§ **GOAL**: Every line below that holds the string "image" should be copied out.

§ **DATA SHOWN**:
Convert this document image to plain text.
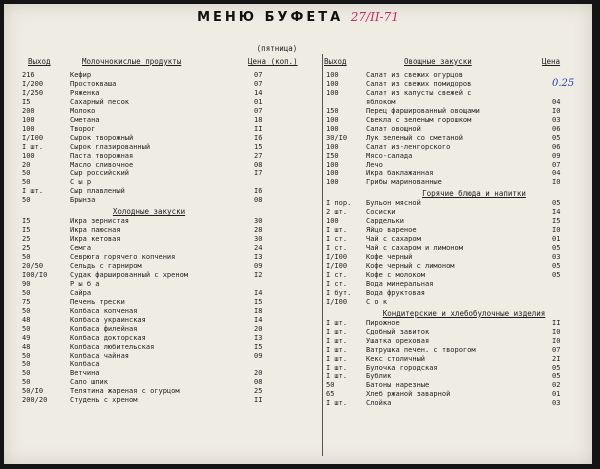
МЕНЮ БУФЕТА 27/II-71
(пятница)
Выход	Молочнокислые продукты	Цена (коп.)	Выход	Овощные закуски	Цена
0.25
216	Кефир	07
I/200	Простокваша	07
I/250	Ряженка	14
I5	Сахарный песок	01
200	Молоко	07
100	Сметана	18
100	Творог	II
I/I00	Сырок творожный	I6
I шт.	Сырок глазированный	15
100	Паста творожная	27
20	Масло сливочное	08
50	Сыр российский	I7
50	С ы р
I шт.	Сыр плавленый	I6
50	Брынза	08
Холодные закуски
I5	Икра зернистая	30
I5	Икра паюсная	28
25	Икра кетовая	30
25	Семга	24
50	Севрюга горячего копчения	I3
20/50	Сельдь с гарниром	09
I00/I0	Судак фаршированный с хреном	I2
90	Р ы б а
50	Сайра	I4
75	Печень трески	I5
50	Колбаса копченая	I8
48	Колбаса украинская	I4
50	Колбаса филейная	20
49	Колбаса докторская	I3
48	Колбаса любительская	I5
50	Колбаса чайная	09
50	Колбаса
50	Ветчина	20
50	Сало шпик	08
50/I0	Телятина жареная с огурцом	25
200/20	Студень с хреном	II
100	Салат из свежих огурцов
100	Салат из свежих помидоров
100	Салат из капусты свежей с
яблоком	04
150	Перец фаршированный овощами	I0
100	Свекла с зеленым горошком	03
100	Салат овощной	06
30/I0	Лук зеленый со сметаной	05
100	Салат из-ленгорского	06
I50	Мясо-салада	09
100	Лечо	07
100	Икра баклажанная	04
100	Грибы маринованные	I0
Горячие блюда и напитки
I пор. Бульон мясной	05
2 шт.	Сосиски	I4
100	Сардельки	I5
I шт.	Яйцо вареное	I0
I ст.	Чай с сахаром	01
I ст.	Чай с сахаром и лимоном	05
I/I00	Кофе черный	03
I/I00	Кофе черный с лимоном	05
I ст.	Кофе с молоком	05
I ст.	Вода минеральная
I бут. Вода фруктовая
I/I00	С о к
Кондитерские и хлебобулочные изделия
I шт.	Пирожное	II
I шт.	Сдобный завиток	I0
I шт.	Ушатка ореховая	I0
I шт.	Ватрушка печен. с творогом	07
I шт.	Кекс столичный	2I
I шт.	Булочка городская	05
I шт.	Бублик	05
50	Батоны нарезные	02
65	Хлеб ржаной заварной	01
I шт.	Слойка	03
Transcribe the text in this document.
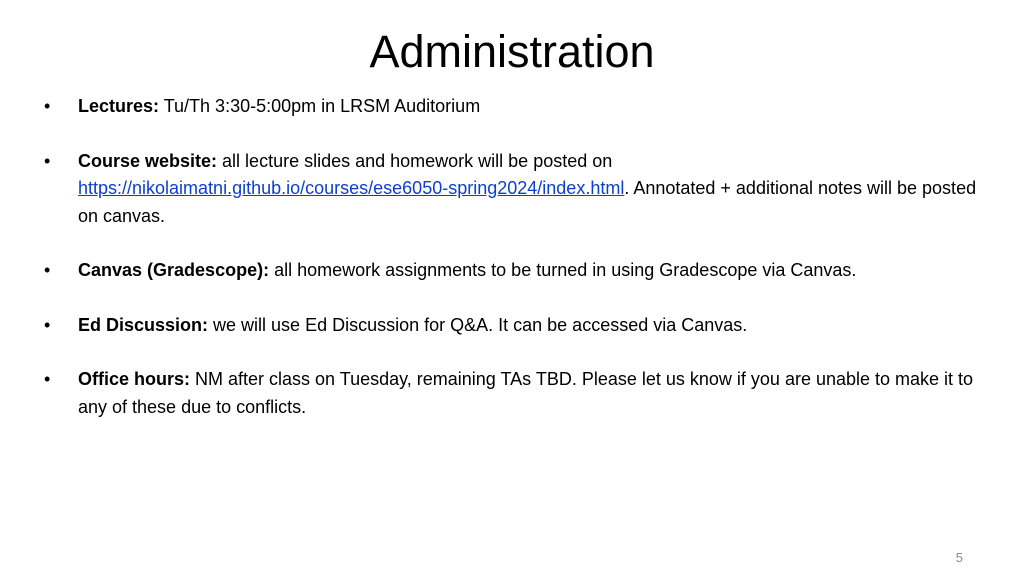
Administration
• Lectures: Tu/Th 3:30-5:00pm in LRSM Auditorium
• Course website: all lecture slides and homework will be posted on https://nikolaimatni.github.io/courses/ese6050-spring2024/index.html. Annotated + additional notes will be posted on canvas.
• Canvas (Gradescope): all homework assignments to be turned in using Gradescope via Canvas.
• Ed Discussion: we will use Ed Discussion for Q&A. It can be accessed via Canvas.
• Office hours: NM after class on Tuesday, remaining TAs TBD. Please let us know if you are unable to make it to any of these due to conflicts.
5
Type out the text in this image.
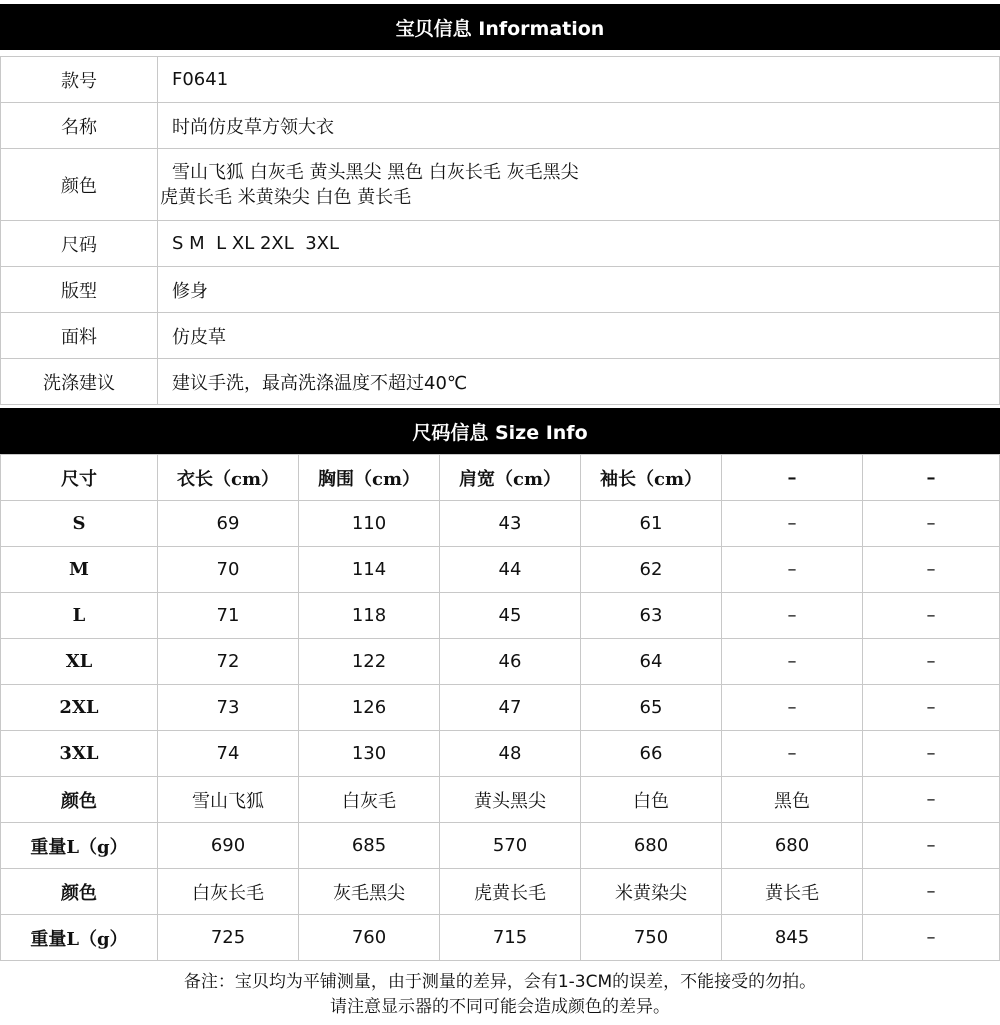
宝贝信息 Information
款号	F0641
名称	时尚仿皮草方领大衣
颜色	雪山飞狐 白灰毛 黄头黑尖 黑色 白灰长毛 灰毛黑尖
虎黄长毛 米黄染尖 白色 黄长毛

尺码	S M  L XL 2XL  3XL
版型	修身
面料	仿皮草
洗涤建议	建议手洗，最高洗涤温度不超过40℃
尺码信息 Size Info
尺寸	衣长（cm）	胸围（cm）	肩宽（cm）	袖长（cm）	–	–
S	69	110	43	61	–	–
M	70	114	44	62	–	–
L	71	118	45	63	–	–
XL	72	122	46	64	–	–
2XL	73	126	47	65	–	–
3XL	74	130	48	66	–	–
颜色	雪山飞狐	白灰毛	黄头黑尖	白色	黑色	–
重量L（g）	690	685	570	680	680	–
颜色	白灰长毛	灰毛黑尖	虎黄长毛	米黄染尖	黄长毛	–
重量L（g）	725	760	715	750	845	–
备注：宝贝均为平铺测量，由于测量的差异，会有1-3CM的误差，不能接受的勿拍。
请注意显示器的不同可能会造成颜色的差异。
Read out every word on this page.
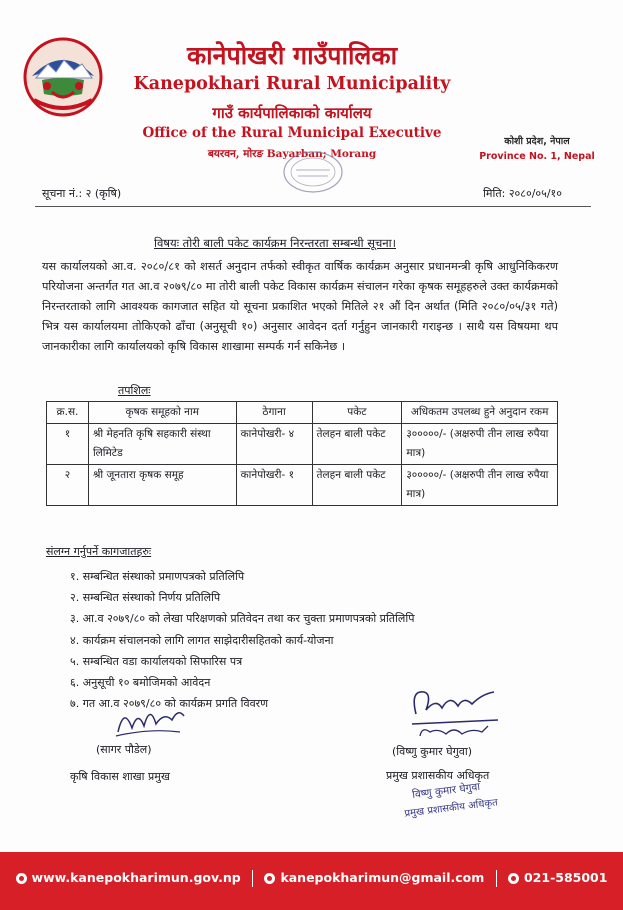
कानेपोखरी गाउँपालिका
Kanepokhari Rural Municipality
गाउँ कार्यपालिकाको कार्यालय
Office of the Rural Municipal Executive
बयरवन, मोरङ Bayarban; Morang
कोशी प्रदेश, नेपाल
Province No. 1, Nepal
सूचना नं.: २ (कृषि)	मिति: २०८०/०५/१०
विषयः तोरी बाली पकेट कार्यक्रम निरन्तरता सम्बन्धी सूचना।
यस कार्यालयको आ.व. २०८०/८१ को शसर्त अनुदान तर्फको स्वीकृत वार्षिक कार्यक्रम अनुसार प्रधानमन्त्री कृषि आधुनिकिकरण परियोजना अन्तर्गत गत आ.व २०७९/८० मा तोरी बाली पकेट विकास कार्यक्रम संचालन गरेका कृषक समूहहरुले उक्त कार्यक्रमको निरन्तरताको लागि आवश्यक कागजात सहित यो सूचना प्रकाशित भएको मितिले २१ औं दिन अर्थात (मिति २०८०/०५/३१ गते) भित्र यस कार्यालयमा तोकिएको ढाँचा (अनुसूची १०) अनुसार आवेदन दर्ता गर्नुहुन जानकारी गराइन्छ । साथै यस विषयमा थप जानकारीका लागि कार्यालयको कृषि विकास शाखामा सम्पर्क गर्न सकिनेछ ।
तपशिलः
क्र.स.	कृषक समूहको नाम	ठेगाना	पकेट	अधिकतम उपलब्ध हुने अनुदान रकम
१	श्री मेहनति कृषि सहकारी संस्था लिमिटेड	कानेपोखरी- ४	तेलहन बाली पकेट	३०००००/- (अक्षरुपी तीन लाख रुपैया मात्र)
२	श्री जूनतारा कृषक समूह	कानेपोखरी- १	तेलहन बाली पकेट	३०००००/- (अक्षरुपी तीन लाख रुपैया मात्र)
संलग्न गर्नुपर्ने कागजातहरुः
१. सम्बन्धित संस्थाको प्रमाणपत्रको प्रतिलिपि
२. सम्बन्धित संस्थाको निर्णय प्रतिलिपि
३. आ.व २०७९/८० को लेखा परिक्षणको प्रतिवेदन तथा कर चुक्ता प्रमाणपत्रको प्रतिलिपि
४. कार्यक्रम संचालनको लागि लागत साझेदारीसहितको कार्य-योजना
५. सम्बन्धित वडा कार्यालयको सिफारिस पत्र
६. अनुसूची १० बमोजिमको आवेदन
७. गत आ.व २०७९/८० को कार्यक्रम प्रगति विवरण
(सागर पौडेल)
कृषि विकास शाखा प्रमुख
(विष्णु कुमार घेगुवा)
प्रमुख प्रशासकीय अधिकृत
विष्णु कुमार घेगुवा
प्रमुख प्रशासकीय अधिकृत
www.kanepokharimun.gov.np	kanepokharimun@gmail.com	021-585001
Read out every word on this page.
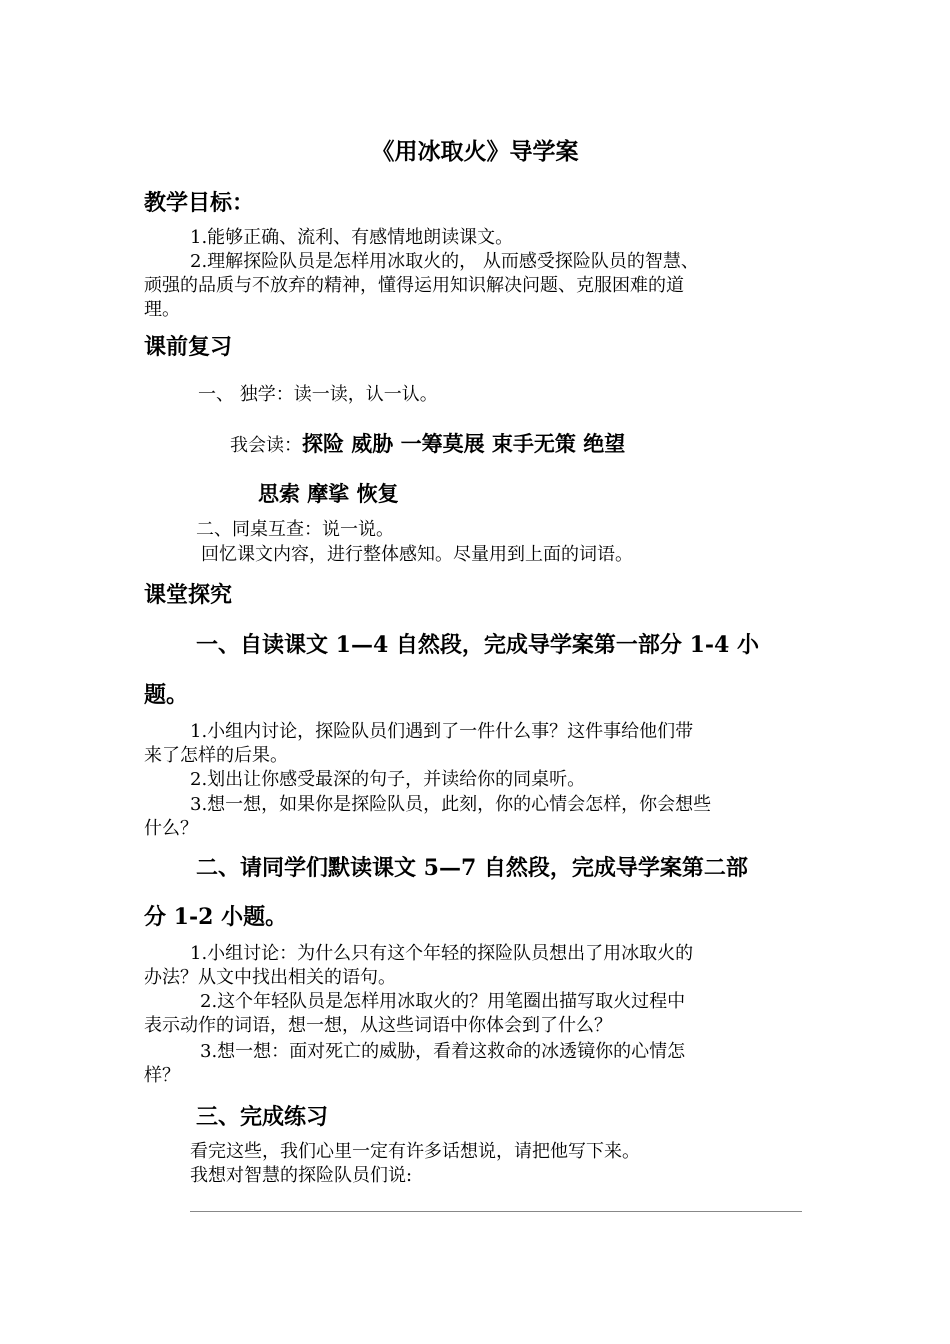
《用冰取火》导学案
教学目标：
1.能够正确、流利、有感情地朗读课文。
2.理解探险队员是怎样用冰取火的， 从而感受探险队员的智慧、
顽强的品质与不放弃的精神，懂得运用知识解决问题、克服困难的道
理。
课前复习
一、 独学：读一读，认一认。
我会读：探险 威胁 一筹莫展 束手无策 绝望
思索 摩挲 恢复
二、同桌互查：说一说。
回忆课文内容，进行整体感知。尽量用到上面的词语。
课堂探究
一、自读课文 1—4 自然段，完成导学案第一部分 1-4 小
题。
1.小组内讨论，探险队员们遇到了一件什么事？这件事给他们带
来了怎样的后果。
2.划出让你感受最深的句子，并读给你的同桌听。
3.想一想，如果你是探险队员，此刻，你的心情会怎样，你会想些
什么？
二、请同学们默读课文 5—7 自然段，完成导学案第二部
分 1-2 小题。
1.小组讨论：为什么只有这个年轻的探险队员想出了用冰取火的
办法？从文中找出相关的语句。
2.这个年轻队员是怎样用冰取火的？用笔圈出描写取火过程中
表示动作的词语，想一想，从这些词语中你体会到了什么？
3.想一想：面对死亡的威胁，看着这救命的冰透镜你的心情怎
样？
三、完成练习
看完这些，我们心里一定有许多话想说，请把他写下来。
我想对智慧的探险队员们说:
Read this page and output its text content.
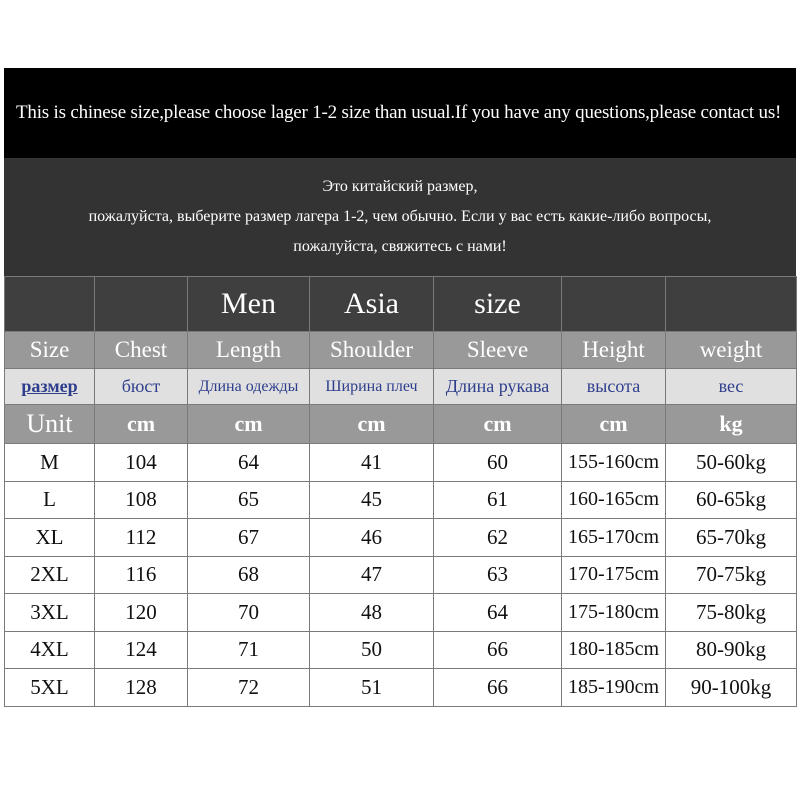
This is chinese size,please choose lager 1-2 size than usual.If you have any questions,please contact us!
Это китайский размер,
пожалуйста, выберите размер лагера 1-2, чем обычно. Если у вас есть какие-либо вопросы,
пожалуйста, свяжитесь с нами!
		Men	Asia	size		
Size	Chest	Length	Shoulder	Sleeve	Height	weight
размер	бюст	Длина одежды	Ширина плеч	Длина рукава	высота	вес
Unit	cm	cm	cm	cm	cm	kg
M	104	64	41	60	155-160cm	50-60kg
L	108	65	45	61	160-165cm	60-65kg
XL	112	67	46	62	165-170cm	65-70kg
2XL	116	68	47	63	170-175cm	70-75kg
3XL	120	70	48	64	175-180cm	75-80kg
4XL	124	71	50	66	180-185cm	80-90kg
5XL	128	72	51	66	185-190cm	90-100kg
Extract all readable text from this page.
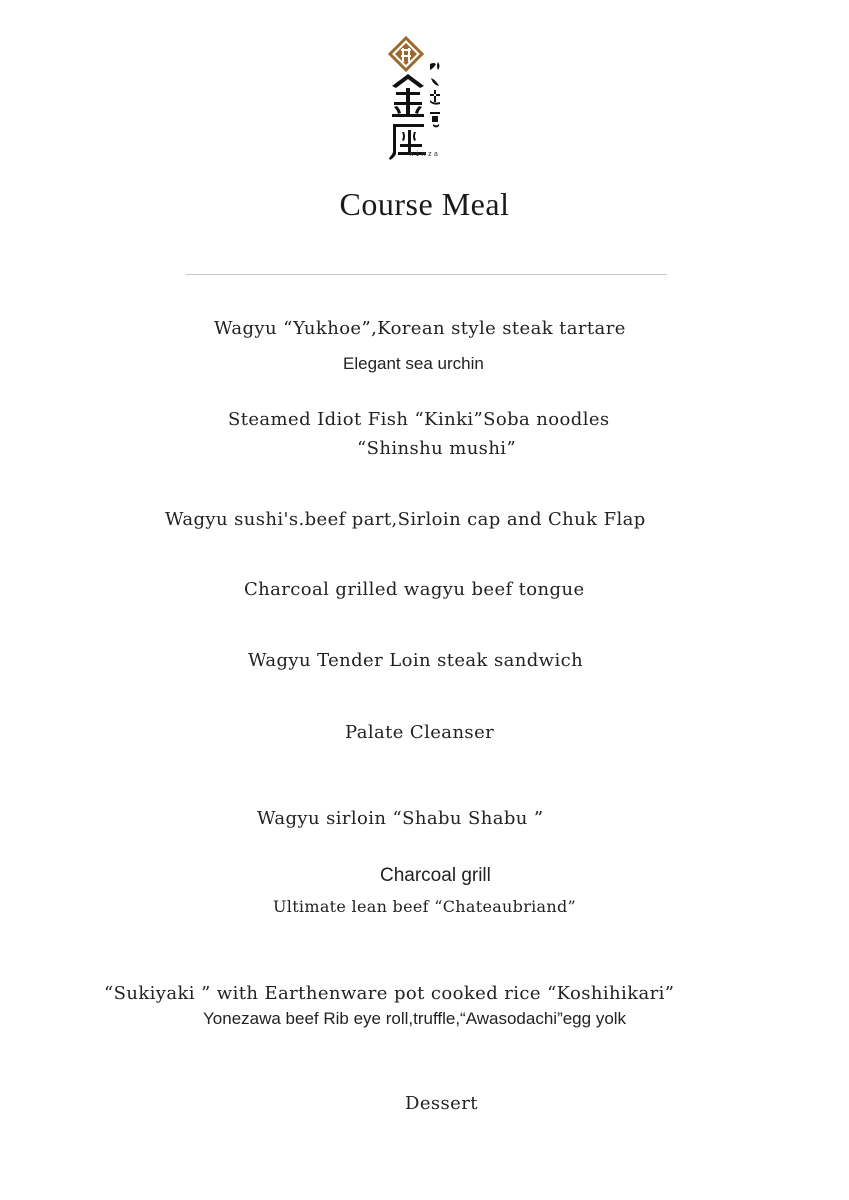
kinza
Course Meal
Wagyu “Yukhoe”,Korean style steak tartare
Elegant sea urchin
Steamed Idiot Fish “Kinki”Soba noodles
“Shinshu mushi”
Wagyu sushi's.beef part,Sirloin cap and Chuk Flap
Charcoal grilled wagyu beef tongue
Wagyu Tender Loin steak sandwich
Palate Cleanser
Wagyu sirloin “Shabu Shabu ”
Charcoal grill
Ultimate lean beef “Chateaubriand”
“Sukiyaki ” with Earthenware pot cooked rice “Koshihikari”
Yonezawa beef Rib eye roll,truffle,“Awasodachi”egg yolk
Dessert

§ **CORRECT RESPONSE**:
Convert this document image to plain text.
Type out the text in this image.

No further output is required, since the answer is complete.